### Stated task
Using the data below, copy every line that contains the word "Claus".

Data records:
+ + + + +

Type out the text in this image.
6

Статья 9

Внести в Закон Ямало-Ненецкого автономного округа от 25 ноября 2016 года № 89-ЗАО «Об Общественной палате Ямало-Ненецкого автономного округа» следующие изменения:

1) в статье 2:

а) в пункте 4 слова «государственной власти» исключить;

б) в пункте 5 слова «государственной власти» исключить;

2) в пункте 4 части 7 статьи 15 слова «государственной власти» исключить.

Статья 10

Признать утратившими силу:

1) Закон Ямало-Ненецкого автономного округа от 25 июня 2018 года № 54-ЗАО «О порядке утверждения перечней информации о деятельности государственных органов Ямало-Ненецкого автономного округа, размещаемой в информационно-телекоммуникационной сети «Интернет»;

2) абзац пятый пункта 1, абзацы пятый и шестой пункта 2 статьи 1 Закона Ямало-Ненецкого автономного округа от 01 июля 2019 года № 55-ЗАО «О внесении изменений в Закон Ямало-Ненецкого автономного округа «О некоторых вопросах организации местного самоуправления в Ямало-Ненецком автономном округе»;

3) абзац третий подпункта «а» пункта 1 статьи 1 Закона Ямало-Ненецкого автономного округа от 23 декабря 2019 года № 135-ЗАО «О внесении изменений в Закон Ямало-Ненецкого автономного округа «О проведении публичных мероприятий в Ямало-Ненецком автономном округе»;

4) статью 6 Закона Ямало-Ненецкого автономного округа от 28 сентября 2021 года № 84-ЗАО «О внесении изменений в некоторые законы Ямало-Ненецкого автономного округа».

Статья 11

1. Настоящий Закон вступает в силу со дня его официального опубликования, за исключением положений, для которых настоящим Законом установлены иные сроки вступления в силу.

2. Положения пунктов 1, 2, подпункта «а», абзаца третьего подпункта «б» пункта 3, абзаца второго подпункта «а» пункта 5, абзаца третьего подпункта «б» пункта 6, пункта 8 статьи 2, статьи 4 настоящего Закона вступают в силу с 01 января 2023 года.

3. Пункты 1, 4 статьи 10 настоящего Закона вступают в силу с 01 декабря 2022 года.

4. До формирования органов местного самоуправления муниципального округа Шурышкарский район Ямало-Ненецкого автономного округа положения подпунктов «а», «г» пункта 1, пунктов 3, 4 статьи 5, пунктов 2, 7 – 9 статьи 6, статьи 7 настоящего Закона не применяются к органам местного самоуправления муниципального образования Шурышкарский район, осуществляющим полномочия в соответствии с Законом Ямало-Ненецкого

+ + + + +

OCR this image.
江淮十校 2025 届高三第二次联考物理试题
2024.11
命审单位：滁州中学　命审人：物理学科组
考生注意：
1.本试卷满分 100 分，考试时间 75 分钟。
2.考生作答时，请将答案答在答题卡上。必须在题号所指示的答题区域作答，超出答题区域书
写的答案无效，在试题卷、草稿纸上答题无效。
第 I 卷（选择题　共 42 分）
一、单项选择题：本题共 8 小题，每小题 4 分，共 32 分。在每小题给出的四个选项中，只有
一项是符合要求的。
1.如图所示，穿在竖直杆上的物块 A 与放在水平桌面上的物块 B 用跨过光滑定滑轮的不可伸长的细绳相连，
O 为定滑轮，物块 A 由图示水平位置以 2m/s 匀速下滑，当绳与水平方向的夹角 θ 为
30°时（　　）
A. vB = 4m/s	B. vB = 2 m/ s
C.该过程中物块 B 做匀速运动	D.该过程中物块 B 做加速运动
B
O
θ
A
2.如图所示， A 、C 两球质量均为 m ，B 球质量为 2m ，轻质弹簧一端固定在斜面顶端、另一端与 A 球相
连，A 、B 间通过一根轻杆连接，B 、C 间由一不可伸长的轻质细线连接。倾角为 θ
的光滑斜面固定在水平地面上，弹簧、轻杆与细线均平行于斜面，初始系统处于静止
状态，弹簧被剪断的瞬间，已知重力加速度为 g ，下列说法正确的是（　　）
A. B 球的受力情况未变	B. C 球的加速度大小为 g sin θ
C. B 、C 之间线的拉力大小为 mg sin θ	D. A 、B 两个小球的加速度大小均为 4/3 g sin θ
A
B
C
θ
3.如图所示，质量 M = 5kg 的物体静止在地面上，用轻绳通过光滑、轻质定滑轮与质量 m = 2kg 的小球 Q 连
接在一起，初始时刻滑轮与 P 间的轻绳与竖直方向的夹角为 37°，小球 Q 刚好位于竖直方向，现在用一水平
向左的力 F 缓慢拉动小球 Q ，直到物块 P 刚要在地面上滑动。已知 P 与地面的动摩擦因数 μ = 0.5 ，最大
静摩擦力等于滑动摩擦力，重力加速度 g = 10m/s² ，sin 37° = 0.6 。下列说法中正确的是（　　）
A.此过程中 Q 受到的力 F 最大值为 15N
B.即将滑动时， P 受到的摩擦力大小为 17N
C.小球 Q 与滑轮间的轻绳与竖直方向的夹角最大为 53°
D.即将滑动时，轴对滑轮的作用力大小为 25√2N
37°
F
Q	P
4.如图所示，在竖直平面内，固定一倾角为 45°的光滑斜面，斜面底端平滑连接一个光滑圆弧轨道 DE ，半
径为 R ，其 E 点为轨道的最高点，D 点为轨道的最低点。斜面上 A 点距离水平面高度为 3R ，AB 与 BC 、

+ + + + +

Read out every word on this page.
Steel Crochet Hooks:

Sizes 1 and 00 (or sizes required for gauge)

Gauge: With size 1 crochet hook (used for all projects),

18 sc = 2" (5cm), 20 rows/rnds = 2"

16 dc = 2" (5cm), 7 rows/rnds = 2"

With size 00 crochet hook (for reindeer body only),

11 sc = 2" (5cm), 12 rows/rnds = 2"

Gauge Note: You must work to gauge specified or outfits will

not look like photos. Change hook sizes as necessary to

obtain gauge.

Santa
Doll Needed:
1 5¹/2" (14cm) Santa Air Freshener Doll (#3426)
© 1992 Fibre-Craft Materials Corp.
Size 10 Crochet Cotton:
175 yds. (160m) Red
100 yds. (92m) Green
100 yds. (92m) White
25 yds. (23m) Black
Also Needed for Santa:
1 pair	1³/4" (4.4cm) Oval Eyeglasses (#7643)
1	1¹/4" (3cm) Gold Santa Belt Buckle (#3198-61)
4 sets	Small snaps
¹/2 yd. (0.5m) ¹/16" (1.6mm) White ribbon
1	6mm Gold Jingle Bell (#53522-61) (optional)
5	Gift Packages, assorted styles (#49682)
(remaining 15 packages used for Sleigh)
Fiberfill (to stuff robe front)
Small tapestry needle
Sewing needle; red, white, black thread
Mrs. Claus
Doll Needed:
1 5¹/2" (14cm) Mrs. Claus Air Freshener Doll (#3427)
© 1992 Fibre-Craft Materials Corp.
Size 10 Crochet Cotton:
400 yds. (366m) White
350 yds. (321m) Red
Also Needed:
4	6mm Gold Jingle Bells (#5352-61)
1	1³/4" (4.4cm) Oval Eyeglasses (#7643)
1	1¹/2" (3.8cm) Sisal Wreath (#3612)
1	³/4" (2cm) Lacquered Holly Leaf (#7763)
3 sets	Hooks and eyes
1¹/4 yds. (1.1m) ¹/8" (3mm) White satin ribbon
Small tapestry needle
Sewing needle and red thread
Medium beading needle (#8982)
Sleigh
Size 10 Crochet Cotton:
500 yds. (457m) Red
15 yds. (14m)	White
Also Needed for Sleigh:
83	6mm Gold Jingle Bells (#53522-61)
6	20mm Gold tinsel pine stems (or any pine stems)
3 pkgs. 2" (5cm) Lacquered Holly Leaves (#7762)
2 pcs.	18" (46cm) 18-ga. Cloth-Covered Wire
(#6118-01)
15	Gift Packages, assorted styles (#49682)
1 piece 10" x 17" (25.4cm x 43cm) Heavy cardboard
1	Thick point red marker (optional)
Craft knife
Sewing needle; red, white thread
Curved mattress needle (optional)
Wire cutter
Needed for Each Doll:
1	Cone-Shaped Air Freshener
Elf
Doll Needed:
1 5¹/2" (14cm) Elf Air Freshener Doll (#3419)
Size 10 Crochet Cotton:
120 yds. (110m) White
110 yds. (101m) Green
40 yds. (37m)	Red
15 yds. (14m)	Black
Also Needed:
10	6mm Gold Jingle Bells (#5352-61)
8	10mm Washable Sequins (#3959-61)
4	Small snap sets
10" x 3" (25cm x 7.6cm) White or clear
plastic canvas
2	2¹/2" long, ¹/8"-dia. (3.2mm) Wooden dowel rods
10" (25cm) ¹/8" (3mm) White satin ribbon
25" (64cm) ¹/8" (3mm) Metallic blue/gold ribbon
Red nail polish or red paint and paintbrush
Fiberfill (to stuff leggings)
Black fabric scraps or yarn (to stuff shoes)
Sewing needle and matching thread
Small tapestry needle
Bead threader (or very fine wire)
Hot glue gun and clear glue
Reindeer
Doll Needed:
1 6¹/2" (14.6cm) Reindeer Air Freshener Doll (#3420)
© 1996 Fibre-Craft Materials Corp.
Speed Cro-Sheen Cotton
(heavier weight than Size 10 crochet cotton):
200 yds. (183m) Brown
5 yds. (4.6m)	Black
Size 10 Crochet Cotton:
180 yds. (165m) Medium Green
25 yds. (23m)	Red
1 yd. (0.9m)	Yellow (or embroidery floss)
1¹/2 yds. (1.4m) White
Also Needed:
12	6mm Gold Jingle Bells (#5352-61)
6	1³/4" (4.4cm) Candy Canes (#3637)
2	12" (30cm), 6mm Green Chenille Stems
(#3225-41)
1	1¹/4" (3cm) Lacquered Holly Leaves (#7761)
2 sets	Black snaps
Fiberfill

+ + + + +

### Full output
Mrs. Claus
1 5¹/2" (14cm) Mrs. Claus Air Freshener Doll (#3427)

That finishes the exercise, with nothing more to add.